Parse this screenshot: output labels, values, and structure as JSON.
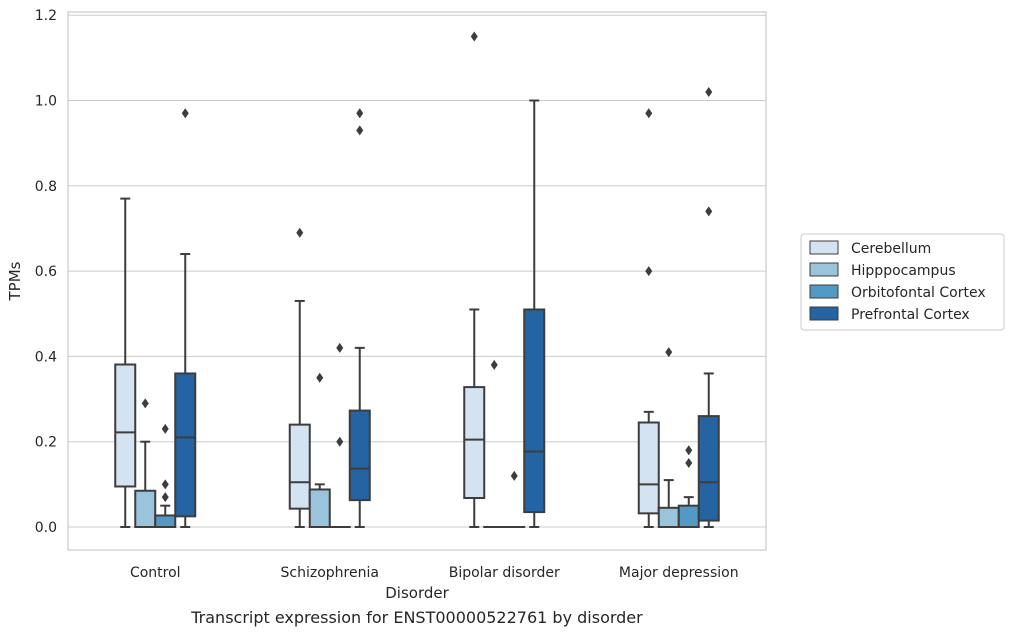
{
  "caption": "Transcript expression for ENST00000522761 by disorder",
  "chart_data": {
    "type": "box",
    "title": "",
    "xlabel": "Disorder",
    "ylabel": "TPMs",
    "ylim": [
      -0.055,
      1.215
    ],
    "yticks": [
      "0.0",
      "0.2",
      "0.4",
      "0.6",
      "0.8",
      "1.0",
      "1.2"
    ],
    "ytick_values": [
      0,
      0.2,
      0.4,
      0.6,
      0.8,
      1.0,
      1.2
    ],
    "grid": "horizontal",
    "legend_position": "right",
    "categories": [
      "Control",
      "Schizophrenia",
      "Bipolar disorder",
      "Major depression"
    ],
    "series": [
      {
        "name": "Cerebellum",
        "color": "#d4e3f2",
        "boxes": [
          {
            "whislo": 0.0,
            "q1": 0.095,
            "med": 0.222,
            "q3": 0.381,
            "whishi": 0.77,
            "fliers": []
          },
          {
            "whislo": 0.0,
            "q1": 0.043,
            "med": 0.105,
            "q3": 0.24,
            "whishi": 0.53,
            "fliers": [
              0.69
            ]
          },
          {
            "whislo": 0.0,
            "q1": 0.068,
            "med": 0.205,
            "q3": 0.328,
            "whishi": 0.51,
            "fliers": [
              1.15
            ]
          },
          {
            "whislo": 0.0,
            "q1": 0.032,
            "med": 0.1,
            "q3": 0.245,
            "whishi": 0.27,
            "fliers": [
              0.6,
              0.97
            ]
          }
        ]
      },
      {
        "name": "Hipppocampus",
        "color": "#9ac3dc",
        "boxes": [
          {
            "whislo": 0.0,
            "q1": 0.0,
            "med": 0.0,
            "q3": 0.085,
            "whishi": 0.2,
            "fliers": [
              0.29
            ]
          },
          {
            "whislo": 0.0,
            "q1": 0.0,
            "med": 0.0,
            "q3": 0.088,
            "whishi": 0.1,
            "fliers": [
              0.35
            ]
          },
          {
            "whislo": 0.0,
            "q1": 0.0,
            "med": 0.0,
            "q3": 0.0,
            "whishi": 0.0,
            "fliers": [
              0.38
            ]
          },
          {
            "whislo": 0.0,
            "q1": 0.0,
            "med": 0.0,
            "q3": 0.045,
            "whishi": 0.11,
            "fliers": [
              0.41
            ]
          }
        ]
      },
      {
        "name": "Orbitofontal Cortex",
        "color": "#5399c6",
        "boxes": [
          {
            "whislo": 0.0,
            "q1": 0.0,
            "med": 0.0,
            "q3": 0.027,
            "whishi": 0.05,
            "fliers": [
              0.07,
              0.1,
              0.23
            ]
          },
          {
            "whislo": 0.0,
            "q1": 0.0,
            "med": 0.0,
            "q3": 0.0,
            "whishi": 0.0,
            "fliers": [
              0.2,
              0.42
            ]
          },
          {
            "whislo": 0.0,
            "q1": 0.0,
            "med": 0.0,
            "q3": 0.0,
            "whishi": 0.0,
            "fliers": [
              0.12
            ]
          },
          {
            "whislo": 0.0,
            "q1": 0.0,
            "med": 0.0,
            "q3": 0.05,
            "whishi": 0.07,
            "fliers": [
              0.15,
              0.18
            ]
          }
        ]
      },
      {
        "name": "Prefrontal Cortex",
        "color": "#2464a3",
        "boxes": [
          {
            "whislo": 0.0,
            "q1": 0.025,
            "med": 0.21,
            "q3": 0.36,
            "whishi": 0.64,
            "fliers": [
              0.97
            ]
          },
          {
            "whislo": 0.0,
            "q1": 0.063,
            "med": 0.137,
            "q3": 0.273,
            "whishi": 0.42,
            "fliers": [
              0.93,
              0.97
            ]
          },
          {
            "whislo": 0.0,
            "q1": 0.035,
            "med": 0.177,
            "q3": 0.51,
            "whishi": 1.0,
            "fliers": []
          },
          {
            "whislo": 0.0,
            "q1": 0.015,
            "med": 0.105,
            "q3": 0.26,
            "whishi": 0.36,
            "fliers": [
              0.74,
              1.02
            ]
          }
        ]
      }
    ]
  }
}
■ ■ ■ ■ ■
* Stated task
Reproduce the material in full, word for word, and omit the pictures.

* Task result
Parse this screenshot: output labels, values, and structure as JSON.
{
  "caption": "Transcript expression for ENST00000522761 by disorder",
  "chart_data": {
    "type": "box",
    "title": "",
    "xlabel": "Disorder",
    "ylabel": "TPMs",
    "ylim": [
      -0.055,
      1.215
    ],
    "yticks": [
      "0.0",
      "0.2",
      "0.4",
      "0.6",
      "0.8",
      "1.0",
      "1.2"
    ],
    "ytick_values": [
      0,
      0.2,
      0.4,
      0.6,
      0.8,
      1.0,
      1.2
    ],
    "grid": "horizontal",
    "legend_position": "right",
    "categories": [
      "Control",
      "Schizophrenia",
      "Bipolar disorder",
      "Major depression"
    ],
    "series": [
      {
        "name": "Cerebellum",
        "color": "#d4e3f2",
        "boxes": [
          {
            "whislo": 0.0,
            "q1": 0.095,
            "med": 0.222,
            "q3": 0.381,
            "whishi": 0.77,
            "fliers": []
          },
          {
            "whislo": 0.0,
            "q1": 0.043,
            "med": 0.105,
            "q3": 0.24,
            "whishi": 0.53,
            "fliers": [
              0.69
            ]
          },
          {
            "whislo": 0.0,
            "q1": 0.068,
            "med": 0.205,
            "q3": 0.328,
            "whishi": 0.51,
            "fliers": [
              1.15
            ]
          },
          {
            "whislo": 0.0,
            "q1": 0.032,
            "med": 0.1,
            "q3": 0.245,
            "whishi": 0.27,
            "fliers": [
              0.6,
              0.97
            ]
          }
        ]
      },
      {
        "name": "Hipppocampus",
        "color": "#9ac3dc",
        "boxes": [
          {
            "whislo": 0.0,
            "q1": 0.0,
            "med": 0.0,
            "q3": 0.085,
            "whishi": 0.2,
            "fliers": [
              0.29
            ]
          },
          {
            "whislo": 0.0,
            "q1": 0.0,
            "med": 0.0,
            "q3": 0.088,
            "whishi": 0.1,
            "fliers": [
              0.35
            ]
          },
          {
            "whislo": 0.0,
            "q1": 0.0,
            "med": 0.0,
            "q3": 0.0,
            "whishi": 0.0,
            "fliers": [
              0.38
            ]
          },
          {
            "whislo": 0.0,
            "q1": 0.0,
            "med": 0.0,
            "q3": 0.045,
            "whishi": 0.11,
            "fliers": [
              0.41
            ]
          }
        ]
      },
      {
        "name": "Orbitofontal Cortex",
        "color": "#5399c6",
        "boxes": [
          {
            "whislo": 0.0,
            "q1": 0.0,
            "med": 0.0,
            "q3": 0.027,
            "whishi": 0.05,
            "fliers": [
              0.07,
              0.1,
              0.23
            ]
          },
          {
            "whislo": 0.0,
            "q1": 0.0,
            "med": 0.0,
            "q3": 0.0,
            "whishi": 0.0,
            "fliers": [
              0.2,
              0.42
            ]
          },
          {
            "whislo": 0.0,
            "q1": 0.0,
            "med": 0.0,
            "q3": 0.0,
            "whishi": 0.0,
            "fliers": [
              0.12
            ]
          },
          {
            "whislo": 0.0,
            "q1": 0.0,
            "med": 0.0,
            "q3": 0.05,
            "whishi": 0.07,
            "fliers": [
              0.15,
              0.18
            ]
          }
        ]
      },
      {
        "name": "Prefrontal Cortex",
        "color": "#2464a3",
        "boxes": [
          {
            "whislo": 0.0,
            "q1": 0.025,
            "med": 0.21,
            "q3": 0.36,
            "whishi": 0.64,
            "fliers": [
              0.97
            ]
          },
          {
            "whislo": 0.0,
            "q1": 0.063,
            "med": 0.137,
            "q3": 0.273,
            "whishi": 0.42,
            "fliers": [
              0.93,
              0.97
            ]
          },
          {
            "whislo": 0.0,
            "q1": 0.035,
            "med": 0.177,
            "q3": 0.51,
            "whishi": 1.0,
            "fliers": []
          },
          {
            "whislo": 0.0,
            "q1": 0.015,
            "med": 0.105,
            "q3": 0.26,
            "whishi": 0.36,
            "fliers": [
              0.74,
              1.02
            ]
          }
        ]
      }
    ]
  }
}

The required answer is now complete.